** start AVAILABLE RECORDS **

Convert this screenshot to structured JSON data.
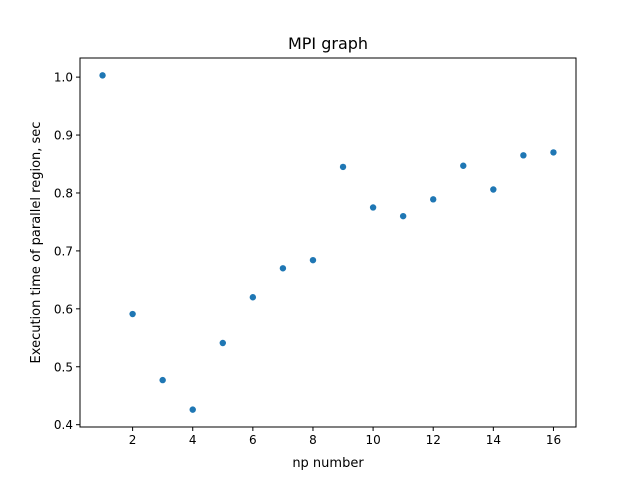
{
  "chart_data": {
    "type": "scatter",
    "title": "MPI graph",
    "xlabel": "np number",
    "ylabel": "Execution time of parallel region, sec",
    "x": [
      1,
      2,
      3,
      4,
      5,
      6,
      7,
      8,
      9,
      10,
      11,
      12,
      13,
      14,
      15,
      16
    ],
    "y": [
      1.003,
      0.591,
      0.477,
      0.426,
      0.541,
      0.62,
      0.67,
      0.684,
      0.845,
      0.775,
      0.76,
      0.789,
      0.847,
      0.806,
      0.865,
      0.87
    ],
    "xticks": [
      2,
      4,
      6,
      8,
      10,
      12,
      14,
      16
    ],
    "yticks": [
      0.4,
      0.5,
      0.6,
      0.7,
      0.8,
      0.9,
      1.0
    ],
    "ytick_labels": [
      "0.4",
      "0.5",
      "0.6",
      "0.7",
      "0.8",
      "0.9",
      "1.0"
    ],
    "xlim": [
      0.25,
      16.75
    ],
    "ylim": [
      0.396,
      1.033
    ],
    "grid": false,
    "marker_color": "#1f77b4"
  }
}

** end AVAILABLE RECORDS **
** start AVAILABLE RECORDS **

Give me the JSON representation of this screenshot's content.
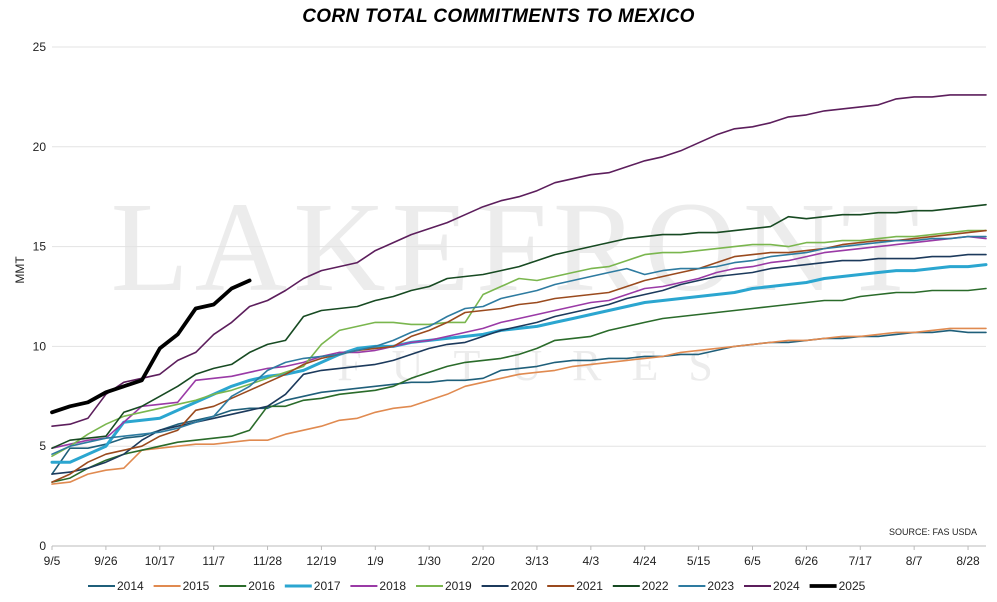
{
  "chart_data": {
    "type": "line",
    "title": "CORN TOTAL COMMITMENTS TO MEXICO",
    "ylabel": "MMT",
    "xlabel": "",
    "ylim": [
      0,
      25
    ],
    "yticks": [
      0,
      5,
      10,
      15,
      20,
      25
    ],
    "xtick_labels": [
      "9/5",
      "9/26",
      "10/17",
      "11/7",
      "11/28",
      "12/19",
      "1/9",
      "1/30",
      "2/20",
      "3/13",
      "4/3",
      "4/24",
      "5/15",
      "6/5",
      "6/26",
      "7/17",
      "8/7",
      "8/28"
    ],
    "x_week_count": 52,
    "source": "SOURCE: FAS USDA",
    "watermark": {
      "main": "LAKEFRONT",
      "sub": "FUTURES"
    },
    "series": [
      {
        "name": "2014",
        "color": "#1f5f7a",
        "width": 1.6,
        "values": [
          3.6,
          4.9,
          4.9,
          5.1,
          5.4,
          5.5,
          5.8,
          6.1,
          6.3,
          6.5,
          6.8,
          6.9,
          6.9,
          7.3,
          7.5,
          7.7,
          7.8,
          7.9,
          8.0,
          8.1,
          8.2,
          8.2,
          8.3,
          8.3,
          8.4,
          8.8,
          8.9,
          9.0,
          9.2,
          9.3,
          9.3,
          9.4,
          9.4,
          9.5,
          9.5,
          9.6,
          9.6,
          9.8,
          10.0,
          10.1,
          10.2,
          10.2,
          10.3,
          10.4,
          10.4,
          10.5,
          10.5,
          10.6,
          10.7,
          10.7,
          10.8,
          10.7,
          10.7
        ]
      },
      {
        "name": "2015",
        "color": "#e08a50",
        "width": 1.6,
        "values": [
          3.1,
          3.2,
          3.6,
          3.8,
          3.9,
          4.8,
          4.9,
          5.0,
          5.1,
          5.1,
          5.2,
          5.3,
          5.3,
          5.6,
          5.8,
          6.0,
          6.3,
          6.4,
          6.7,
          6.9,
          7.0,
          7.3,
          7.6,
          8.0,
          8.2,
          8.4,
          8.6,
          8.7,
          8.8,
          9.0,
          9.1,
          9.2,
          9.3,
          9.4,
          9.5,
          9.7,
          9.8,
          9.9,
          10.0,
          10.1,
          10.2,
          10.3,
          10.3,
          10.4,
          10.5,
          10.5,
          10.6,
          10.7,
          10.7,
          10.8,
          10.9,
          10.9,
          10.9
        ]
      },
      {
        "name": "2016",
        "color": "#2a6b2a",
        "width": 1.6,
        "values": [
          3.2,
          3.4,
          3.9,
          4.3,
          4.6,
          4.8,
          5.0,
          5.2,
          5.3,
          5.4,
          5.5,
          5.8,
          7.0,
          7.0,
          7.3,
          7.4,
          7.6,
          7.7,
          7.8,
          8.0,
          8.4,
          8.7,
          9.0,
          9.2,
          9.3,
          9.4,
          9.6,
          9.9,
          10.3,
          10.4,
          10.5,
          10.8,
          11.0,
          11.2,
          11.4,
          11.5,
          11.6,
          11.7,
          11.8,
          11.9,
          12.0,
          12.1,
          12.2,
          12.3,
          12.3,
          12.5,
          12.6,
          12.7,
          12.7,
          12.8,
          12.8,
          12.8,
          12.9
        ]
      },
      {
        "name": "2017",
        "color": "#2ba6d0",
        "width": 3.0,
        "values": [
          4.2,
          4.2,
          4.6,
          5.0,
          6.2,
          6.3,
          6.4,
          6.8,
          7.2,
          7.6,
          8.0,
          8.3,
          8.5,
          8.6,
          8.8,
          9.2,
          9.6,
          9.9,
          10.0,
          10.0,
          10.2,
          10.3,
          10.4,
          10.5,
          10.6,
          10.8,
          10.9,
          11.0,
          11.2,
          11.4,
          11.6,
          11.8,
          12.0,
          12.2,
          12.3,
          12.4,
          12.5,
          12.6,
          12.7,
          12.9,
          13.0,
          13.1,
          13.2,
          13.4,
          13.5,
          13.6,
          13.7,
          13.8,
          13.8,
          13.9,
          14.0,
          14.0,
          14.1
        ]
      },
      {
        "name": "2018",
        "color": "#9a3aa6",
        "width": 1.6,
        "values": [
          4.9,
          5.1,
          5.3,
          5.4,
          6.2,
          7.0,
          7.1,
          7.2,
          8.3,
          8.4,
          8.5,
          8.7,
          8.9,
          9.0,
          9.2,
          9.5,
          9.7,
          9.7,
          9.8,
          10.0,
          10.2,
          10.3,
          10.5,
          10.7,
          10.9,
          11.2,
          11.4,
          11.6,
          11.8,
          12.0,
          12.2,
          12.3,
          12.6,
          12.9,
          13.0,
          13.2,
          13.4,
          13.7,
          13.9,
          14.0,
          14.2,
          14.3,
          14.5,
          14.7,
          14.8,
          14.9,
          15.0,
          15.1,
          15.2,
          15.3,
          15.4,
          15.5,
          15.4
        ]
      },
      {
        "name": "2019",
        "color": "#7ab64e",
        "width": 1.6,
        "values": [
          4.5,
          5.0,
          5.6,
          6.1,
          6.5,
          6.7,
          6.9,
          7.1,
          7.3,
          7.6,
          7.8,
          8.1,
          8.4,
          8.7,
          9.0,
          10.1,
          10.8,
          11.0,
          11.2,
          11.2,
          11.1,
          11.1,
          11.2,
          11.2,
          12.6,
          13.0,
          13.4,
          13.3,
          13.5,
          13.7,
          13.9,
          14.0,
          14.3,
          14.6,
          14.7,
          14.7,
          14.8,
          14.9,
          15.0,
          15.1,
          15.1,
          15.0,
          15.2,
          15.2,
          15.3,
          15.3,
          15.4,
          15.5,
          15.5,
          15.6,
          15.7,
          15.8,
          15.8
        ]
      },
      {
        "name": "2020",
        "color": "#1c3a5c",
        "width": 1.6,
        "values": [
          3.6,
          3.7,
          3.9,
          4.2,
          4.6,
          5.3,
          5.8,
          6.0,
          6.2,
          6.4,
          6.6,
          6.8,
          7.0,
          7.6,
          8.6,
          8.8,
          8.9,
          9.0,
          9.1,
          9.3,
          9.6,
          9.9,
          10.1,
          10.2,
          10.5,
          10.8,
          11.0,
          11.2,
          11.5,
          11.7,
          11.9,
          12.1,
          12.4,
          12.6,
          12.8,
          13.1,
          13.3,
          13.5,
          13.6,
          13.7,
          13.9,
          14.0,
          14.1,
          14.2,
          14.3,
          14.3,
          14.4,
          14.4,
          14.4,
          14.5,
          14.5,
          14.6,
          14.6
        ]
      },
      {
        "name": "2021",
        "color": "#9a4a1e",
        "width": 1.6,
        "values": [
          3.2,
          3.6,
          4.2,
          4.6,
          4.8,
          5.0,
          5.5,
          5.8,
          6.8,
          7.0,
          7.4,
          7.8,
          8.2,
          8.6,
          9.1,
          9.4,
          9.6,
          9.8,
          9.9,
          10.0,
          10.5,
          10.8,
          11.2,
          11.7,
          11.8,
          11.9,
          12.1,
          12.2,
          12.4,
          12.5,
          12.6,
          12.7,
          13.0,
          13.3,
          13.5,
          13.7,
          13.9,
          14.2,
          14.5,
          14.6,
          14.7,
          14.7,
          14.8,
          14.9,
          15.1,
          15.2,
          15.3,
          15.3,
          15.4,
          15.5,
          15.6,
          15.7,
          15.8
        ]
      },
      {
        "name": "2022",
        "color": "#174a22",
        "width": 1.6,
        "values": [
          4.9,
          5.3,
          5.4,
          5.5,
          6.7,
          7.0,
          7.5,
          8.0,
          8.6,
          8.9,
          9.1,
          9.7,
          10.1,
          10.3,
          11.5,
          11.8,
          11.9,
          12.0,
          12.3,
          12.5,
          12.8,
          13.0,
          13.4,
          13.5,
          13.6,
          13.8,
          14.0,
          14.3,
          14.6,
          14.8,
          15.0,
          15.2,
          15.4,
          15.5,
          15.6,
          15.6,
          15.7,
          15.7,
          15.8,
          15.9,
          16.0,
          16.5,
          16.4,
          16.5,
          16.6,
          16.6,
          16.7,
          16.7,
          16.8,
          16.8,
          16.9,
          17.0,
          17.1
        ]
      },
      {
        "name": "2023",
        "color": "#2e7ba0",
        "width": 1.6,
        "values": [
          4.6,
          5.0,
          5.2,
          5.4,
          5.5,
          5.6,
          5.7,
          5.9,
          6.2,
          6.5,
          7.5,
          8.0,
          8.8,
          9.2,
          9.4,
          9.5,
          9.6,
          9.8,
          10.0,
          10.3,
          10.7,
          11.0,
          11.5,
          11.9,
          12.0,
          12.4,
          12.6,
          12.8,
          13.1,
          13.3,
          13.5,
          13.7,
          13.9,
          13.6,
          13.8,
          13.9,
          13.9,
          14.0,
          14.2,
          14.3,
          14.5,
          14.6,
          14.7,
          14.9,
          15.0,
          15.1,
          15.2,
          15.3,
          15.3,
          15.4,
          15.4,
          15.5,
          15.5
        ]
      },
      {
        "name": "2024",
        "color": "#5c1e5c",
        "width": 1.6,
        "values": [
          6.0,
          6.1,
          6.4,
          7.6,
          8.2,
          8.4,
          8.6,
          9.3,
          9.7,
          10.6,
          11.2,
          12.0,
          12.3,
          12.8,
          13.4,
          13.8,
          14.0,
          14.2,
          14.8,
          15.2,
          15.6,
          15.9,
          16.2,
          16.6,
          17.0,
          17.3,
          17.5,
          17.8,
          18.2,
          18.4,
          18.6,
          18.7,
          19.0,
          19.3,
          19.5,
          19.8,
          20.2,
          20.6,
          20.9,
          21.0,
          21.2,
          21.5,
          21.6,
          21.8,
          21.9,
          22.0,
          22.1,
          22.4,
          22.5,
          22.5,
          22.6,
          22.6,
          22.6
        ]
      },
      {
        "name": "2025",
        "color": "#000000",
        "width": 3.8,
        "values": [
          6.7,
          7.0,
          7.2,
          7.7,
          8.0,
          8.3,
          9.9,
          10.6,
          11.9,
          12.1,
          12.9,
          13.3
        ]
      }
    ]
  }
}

** end AVAILABLE RECORDS **

* **SHORT EXERCISE**:
Read the lines above. Gather those in which the string "screenshot" is found.

* **SOLUTION TO THE EXERCISE**:
Convert this screenshot to structured JSON data.
Give me the JSON representation of this screenshot's content.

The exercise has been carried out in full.